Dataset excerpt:

+ + + + + + +

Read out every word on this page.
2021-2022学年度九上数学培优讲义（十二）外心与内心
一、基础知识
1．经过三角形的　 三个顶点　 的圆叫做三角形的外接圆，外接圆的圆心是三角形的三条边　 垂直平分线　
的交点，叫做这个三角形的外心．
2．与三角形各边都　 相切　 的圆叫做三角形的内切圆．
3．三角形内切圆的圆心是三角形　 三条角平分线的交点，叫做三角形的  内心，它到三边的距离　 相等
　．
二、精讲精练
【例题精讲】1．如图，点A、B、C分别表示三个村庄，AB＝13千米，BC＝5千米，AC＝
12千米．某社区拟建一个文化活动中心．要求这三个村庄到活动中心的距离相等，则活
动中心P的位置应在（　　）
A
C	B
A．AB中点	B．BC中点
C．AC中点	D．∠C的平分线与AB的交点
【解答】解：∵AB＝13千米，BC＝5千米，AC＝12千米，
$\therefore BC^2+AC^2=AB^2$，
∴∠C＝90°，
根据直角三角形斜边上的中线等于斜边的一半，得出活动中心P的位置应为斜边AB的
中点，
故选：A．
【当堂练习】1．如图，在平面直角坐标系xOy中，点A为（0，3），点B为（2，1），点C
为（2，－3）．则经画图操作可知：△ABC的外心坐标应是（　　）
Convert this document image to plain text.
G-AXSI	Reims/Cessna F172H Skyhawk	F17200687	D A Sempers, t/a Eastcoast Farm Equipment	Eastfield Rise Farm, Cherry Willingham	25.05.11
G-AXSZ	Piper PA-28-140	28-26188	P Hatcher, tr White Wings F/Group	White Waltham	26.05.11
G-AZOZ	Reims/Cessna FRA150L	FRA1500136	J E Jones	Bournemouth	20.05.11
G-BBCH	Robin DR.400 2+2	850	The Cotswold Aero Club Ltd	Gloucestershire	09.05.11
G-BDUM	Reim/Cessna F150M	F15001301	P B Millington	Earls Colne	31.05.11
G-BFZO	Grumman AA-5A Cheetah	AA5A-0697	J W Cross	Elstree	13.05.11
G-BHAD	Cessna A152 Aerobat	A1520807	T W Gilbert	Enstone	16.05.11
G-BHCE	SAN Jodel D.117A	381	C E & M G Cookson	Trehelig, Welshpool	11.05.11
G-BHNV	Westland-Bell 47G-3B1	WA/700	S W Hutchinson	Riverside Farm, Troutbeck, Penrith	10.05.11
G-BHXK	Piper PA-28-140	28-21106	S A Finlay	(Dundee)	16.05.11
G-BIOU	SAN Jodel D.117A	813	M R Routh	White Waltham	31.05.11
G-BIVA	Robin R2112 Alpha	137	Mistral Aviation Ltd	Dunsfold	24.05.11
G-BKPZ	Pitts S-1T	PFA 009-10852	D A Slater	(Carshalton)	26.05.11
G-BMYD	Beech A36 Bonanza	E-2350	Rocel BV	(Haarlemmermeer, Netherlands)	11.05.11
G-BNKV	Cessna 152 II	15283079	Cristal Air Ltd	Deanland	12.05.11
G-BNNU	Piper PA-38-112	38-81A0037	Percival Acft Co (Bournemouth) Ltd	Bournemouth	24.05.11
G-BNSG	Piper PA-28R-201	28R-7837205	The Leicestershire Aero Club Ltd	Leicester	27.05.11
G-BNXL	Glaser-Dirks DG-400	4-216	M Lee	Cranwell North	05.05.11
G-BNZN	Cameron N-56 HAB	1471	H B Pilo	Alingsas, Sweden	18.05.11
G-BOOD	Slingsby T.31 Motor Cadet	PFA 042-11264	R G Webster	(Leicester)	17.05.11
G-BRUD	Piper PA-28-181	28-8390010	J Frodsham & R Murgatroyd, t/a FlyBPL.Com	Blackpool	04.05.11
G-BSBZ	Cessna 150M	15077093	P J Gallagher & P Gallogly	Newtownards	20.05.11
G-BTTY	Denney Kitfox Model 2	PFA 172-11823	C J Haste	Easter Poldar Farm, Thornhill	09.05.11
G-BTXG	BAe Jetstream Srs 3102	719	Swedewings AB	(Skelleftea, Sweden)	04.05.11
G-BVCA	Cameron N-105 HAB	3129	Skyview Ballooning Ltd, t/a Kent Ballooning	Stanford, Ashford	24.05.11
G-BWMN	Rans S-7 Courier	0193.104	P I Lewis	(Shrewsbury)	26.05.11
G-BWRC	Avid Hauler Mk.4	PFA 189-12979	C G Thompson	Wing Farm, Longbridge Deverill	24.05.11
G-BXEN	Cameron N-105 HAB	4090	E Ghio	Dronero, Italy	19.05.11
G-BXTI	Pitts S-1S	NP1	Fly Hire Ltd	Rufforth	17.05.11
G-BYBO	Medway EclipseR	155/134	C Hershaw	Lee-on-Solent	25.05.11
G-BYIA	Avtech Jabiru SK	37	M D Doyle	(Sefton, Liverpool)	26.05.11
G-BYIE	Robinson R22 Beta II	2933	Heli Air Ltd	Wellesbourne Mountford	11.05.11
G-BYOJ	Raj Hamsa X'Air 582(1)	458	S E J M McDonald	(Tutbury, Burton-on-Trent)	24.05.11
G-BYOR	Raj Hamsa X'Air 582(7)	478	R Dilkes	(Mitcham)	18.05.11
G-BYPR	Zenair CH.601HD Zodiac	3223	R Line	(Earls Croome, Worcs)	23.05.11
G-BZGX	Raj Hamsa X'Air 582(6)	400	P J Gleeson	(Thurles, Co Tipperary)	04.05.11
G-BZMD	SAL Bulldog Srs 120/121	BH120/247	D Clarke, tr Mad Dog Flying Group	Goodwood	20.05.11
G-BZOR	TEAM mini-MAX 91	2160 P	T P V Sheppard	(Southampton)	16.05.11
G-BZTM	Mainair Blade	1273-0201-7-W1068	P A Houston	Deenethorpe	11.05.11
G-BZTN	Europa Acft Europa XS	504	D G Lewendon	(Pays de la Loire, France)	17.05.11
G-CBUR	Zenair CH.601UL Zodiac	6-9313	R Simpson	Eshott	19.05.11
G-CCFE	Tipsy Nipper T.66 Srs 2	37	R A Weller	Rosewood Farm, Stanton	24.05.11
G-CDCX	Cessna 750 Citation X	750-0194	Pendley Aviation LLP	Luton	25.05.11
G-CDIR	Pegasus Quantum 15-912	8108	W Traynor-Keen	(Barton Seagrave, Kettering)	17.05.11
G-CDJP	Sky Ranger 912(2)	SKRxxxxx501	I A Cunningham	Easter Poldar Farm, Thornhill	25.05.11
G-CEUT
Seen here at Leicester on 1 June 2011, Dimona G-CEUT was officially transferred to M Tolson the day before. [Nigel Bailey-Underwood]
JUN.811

+ + + + + + +

Extract each line of the listing above, copying it word for word.

Read out every word on this page.
2021-2022学年度九上数学培优讲义（十二）外心与内心
一、基础知识
1．经过三角形的　 三个顶点　 的圆叫做三角形的外接圆，外接圆的圆心是三角形的三条边　 垂直平分线　
的交点，叫做这个三角形的外心．
2．与三角形各边都　 相切　 的圆叫做三角形的内切圆．
3．三角形内切圆的圆心是三角形　 三条角平分线的交点，叫做三角形的  内心，它到三边的距离　 相等
　．
二、精讲精练
【例题精讲】1．如图，点A、B、C分别表示三个村庄，AB＝13千米，BC＝5千米，AC＝
12千米．某社区拟建一个文化活动中心．要求这三个村庄到活动中心的距离相等，则活
动中心P的位置应在（　　）
A
C	B
A．AB中点	B．BC中点
C．AC中点	D．∠C的平分线与AB的交点
【解答】解：∵AB＝13千米，BC＝5千米，AC＝12千米，
$\therefore BC^2+AC^2=AB^2$，
∴∠C＝90°，
根据直角三角形斜边上的中线等于斜边的一半，得出活动中心P的位置应为斜边AB的
中点，
故选：A．
【当堂练习】1．如图，在平面直角坐标系xOy中，点A为（0，3），点B为（2，1），点C
为（2，－3）．则经画图操作可知：△ABC的外心坐标应是（　　）
Convert this document image to plain text.
G-AXSI	Reims/Cessna F172H Skyhawk	F17200687	D A Sempers, t/a Eastcoast Farm Equipment	Eastfield Rise Farm, Cherry Willingham	25.05.11
G-AXSZ	Piper PA-28-140	28-26188	P Hatcher, tr White Wings F/Group	White Waltham	26.05.11
G-AZOZ	Reims/Cessna FRA150L	FRA1500136	J E Jones	Bournemouth	20.05.11
G-BBCH	Robin DR.400 2+2	850	The Cotswold Aero Club Ltd	Gloucestershire	09.05.11
G-BDUM	Reim/Cessna F150M	F15001301	P B Millington	Earls Colne	31.05.11
G-BFZO	Grumman AA-5A Cheetah	AA5A-0697	J W Cross	Elstree	13.05.11
G-BHAD	Cessna A152 Aerobat	A1520807	T W Gilbert	Enstone	16.05.11
G-BHCE	SAN Jodel D.117A	381	C E & M G Cookson	Trehelig, Welshpool	11.05.11
G-BHNV	Westland-Bell 47G-3B1	WA/700	S W Hutchinson	Riverside Farm, Troutbeck, Penrith	10.05.11
G-BHXK	Piper PA-28-140	28-21106	S A Finlay	(Dundee)	16.05.11
G-BIOU	SAN Jodel D.117A	813	M R Routh	White Waltham	31.05.11
G-BIVA	Robin R2112 Alpha	137	Mistral Aviation Ltd	Dunsfold	24.05.11
G-BKPZ	Pitts S-1T	PFA 009-10852	D A Slater	(Carshalton)	26.05.11
G-BMYD	Beech A36 Bonanza	E-2350	Rocel BV	(Haarlemmermeer, Netherlands)	11.05.11
G-BNKV	Cessna 152 II	15283079	Cristal Air Ltd	Deanland	12.05.11
G-BNNU	Piper PA-38-112	38-81A0037	Percival Acft Co (Bournemouth) Ltd	Bournemouth	24.05.11
G-BNSG	Piper PA-28R-201	28R-7837205	The Leicestershire Aero Club Ltd	Leicester	27.05.11
G-BNXL	Glaser-Dirks DG-400	4-216	M Lee	Cranwell North	05.05.11
G-BNZN	Cameron N-56 HAB	1471	H B Pilo	Alingsas, Sweden	18.05.11
G-BOOD	Slingsby T.31 Motor Cadet	PFA 042-11264	R G Webster	(Leicester)	17.05.11
G-BRUD	Piper PA-28-181	28-8390010	J Frodsham & R Murgatroyd, t/a FlyBPL.Com	Blackpool	04.05.11
G-BSBZ	Cessna 150M	15077093	P J Gallagher & P Gallogly	Newtownards	20.05.11
G-BTTY	Denney Kitfox Model 2	PFA 172-11823	C J Haste	Easter Poldar Farm, Thornhill	09.05.11
G-BTXG	BAe Jetstream Srs 3102	719	Swedewings AB	(Skelleftea, Sweden)	04.05.11
G-BVCA	Cameron N-105 HAB	3129	Skyview Ballooning Ltd, t/a Kent Ballooning	Stanford, Ashford	24.05.11
G-BWMN	Rans S-7 Courier	0193.104	P I Lewis	(Shrewsbury)	26.05.11
G-BWRC	Avid Hauler Mk.4	PFA 189-12979	C G Thompson	Wing Farm, Longbridge Deverill	24.05.11
G-BXEN	Cameron N-105 HAB	4090	E Ghio	Dronero, Italy	19.05.11
G-BXTI	Pitts S-1S	NP1	Fly Hire Ltd	Rufforth	17.05.11
G-BYBO	Medway EclipseR	155/134	C Hershaw	Lee-on-Solent	25.05.11
G-BYIA	Avtech Jabiru SK	37	M D Doyle	(Sefton, Liverpool)	26.05.11
G-BYIE	Robinson R22 Beta II	2933	Heli Air Ltd	Wellesbourne Mountford	11.05.11
G-BYOJ	Raj Hamsa X'Air 582(1)	458	S E J M McDonald	(Tutbury, Burton-on-Trent)	24.05.11
G-BYOR	Raj Hamsa X'Air 582(7)	478	R Dilkes	(Mitcham)	18.05.11
G-BYPR	Zenair CH.601HD Zodiac	3223	R Line	(Earls Croome, Worcs)	23.05.11
G-BZGX	Raj Hamsa X'Air 582(6)	400	P J Gleeson	(Thurles, Co Tipperary)	04.05.11
G-BZMD	SAL Bulldog Srs 120/121	BH120/247	D Clarke, tr Mad Dog Flying Group	Goodwood	20.05.11
G-BZOR	TEAM mini-MAX 91	2160 P	T P V Sheppard	(Southampton)	16.05.11
G-BZTM	Mainair Blade	1273-0201-7-W1068	P A Houston	Deenethorpe	11.05.11
G-BZTN	Europa Acft Europa XS	504	D G Lewendon	(Pays de la Loire, France)	17.05.11
G-CBUR	Zenair CH.601UL Zodiac	6-9313	R Simpson	Eshott	19.05.11
G-CCFE	Tipsy Nipper T.66 Srs 2	37	R A Weller	Rosewood Farm, Stanton	24.05.11
G-CDCX	Cessna 750 Citation X	750-0194	Pendley Aviation LLP	Luton	25.05.11
G-CDIR	Pegasus Quantum 15-912	8108	W Traynor-Keen	(Barton Seagrave, Kettering)	17.05.11
G-CDJP	Sky Ranger 912(2)	SKRxxxxx501	I A Cunningham	Easter Poldar Farm, Thornhill	25.05.11
G-CEUT
Seen here at Leicester on 1 June 2011, Dimona G-CEUT was officially transferred to M Tolson the day before. [Nigel Bailey-Underwood]
JUN.811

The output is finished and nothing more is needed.